• Required work
Give the data below again, word for word.

• Extracted records
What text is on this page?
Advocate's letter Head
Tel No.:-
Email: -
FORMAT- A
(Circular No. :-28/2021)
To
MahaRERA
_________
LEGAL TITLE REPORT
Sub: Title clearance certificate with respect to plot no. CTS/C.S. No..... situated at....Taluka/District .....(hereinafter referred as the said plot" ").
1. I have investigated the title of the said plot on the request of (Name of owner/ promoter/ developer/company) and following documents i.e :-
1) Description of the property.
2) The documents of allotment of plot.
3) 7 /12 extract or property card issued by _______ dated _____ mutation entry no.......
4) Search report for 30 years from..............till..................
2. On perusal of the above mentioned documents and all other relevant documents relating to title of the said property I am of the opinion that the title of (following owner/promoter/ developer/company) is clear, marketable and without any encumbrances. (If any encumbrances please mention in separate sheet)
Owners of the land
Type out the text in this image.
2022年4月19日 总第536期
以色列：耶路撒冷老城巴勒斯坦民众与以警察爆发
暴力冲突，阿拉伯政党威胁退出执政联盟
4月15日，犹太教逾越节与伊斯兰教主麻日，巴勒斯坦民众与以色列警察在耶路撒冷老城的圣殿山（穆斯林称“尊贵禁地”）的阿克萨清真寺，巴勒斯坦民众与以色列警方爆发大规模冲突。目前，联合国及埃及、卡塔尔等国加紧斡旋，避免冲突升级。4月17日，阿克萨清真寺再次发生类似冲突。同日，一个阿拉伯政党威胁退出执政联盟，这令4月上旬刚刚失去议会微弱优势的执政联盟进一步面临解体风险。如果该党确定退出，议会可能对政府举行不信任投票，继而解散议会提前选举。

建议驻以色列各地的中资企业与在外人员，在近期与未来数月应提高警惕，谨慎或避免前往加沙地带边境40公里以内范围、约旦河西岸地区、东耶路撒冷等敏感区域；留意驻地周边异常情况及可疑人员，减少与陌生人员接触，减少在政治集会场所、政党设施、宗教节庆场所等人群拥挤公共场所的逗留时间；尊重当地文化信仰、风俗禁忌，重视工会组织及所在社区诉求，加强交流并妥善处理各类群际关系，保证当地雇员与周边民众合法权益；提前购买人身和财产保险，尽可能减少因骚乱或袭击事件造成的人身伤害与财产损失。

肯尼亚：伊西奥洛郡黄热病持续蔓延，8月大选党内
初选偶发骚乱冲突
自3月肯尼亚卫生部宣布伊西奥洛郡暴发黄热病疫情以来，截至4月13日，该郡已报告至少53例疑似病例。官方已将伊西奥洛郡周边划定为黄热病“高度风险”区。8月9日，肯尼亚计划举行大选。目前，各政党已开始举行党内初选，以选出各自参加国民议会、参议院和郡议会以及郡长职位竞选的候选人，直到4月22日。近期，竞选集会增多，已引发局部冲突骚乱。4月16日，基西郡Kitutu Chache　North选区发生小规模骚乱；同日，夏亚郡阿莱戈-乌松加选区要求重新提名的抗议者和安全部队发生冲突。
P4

• Answer to the problem
What text is on this page?
Advocate's letter Head
Tel No.:-
Email: -
FORMAT- A
(Circular No. :-28/2021)
To
MahaRERA
_________
LEGAL TITLE REPORT
Sub: Title clearance certificate with respect to plot no. CTS/C.S. No..... situated at....Taluka/District .....(hereinafter referred as the said plot" ").
1. I have investigated the title of the said plot on the request of (Name of owner/ promoter/ developer/company) and following documents i.e :-
1) Description of the property.
2) The documents of allotment of plot.
3) 7 /12 extract or property card issued by _______ dated _____ mutation entry no.......
4) Search report for 30 years from..............till..................
2. On perusal of the above mentioned documents and all other relevant documents relating to title of the said property I am of the opinion that the title of (following owner/promoter/ developer/company) is clear, marketable and without any encumbrances. (If any encumbrances please mention in separate sheet)
Owners of the land
Type out the text in this image.
2022年4月19日 总第536期
以色列：耶路撒冷老城巴勒斯坦民众与以警察爆发
暴力冲突，阿拉伯政党威胁退出执政联盟
4月15日，犹太教逾越节与伊斯兰教主麻日，巴勒斯坦民众与以色列警察在耶路撒冷老城的圣殿山（穆斯林称“尊贵禁地”）的阿克萨清真寺，巴勒斯坦民众与以色列警方爆发大规模冲突。目前，联合国及埃及、卡塔尔等国加紧斡旋，避免冲突升级。4月17日，阿克萨清真寺再次发生类似冲突。同日，一个阿拉伯政党威胁退出执政联盟，这令4月上旬刚刚失去议会微弱优势的执政联盟进一步面临解体风险。如果该党确定退出，议会可能对政府举行不信任投票，继而解散议会提前选举。

建议驻以色列各地的中资企业与在外人员，在近期与未来数月应提高警惕，谨慎或避免前往加沙地带边境40公里以内范围、约旦河西岸地区、东耶路撒冷等敏感区域；留意驻地周边异常情况及可疑人员，减少与陌生人员接触，减少在政治集会场所、政党设施、宗教节庆场所等人群拥挤公共场所的逗留时间；尊重当地文化信仰、风俗禁忌，重视工会组织及所在社区诉求，加强交流并妥善处理各类群际关系，保证当地雇员与周边民众合法权益；提前购买人身和财产保险，尽可能减少因骚乱或袭击事件造成的人身伤害与财产损失。

肯尼亚：伊西奥洛郡黄热病持续蔓延，8月大选党内
初选偶发骚乱冲突
自3月肯尼亚卫生部宣布伊西奥洛郡暴发黄热病疫情以来，截至4月13日，该郡已报告至少53例疑似病例。官方已将伊西奥洛郡周边划定为黄热病“高度风险”区。8月9日，肯尼亚计划举行大选。目前，各政党已开始举行党内初选，以选出各自参加国民议会、参议院和郡议会以及郡长职位竞选的候选人，直到4月22日。近期，竞选集会增多，已引发局部冲突骚乱。4月16日，基西郡Kitutu Chache　North选区发生小规模骚乱；同日，夏亚郡阿莱戈-乌松加选区要求重新提名的抗议者和安全部队发生冲突。
P4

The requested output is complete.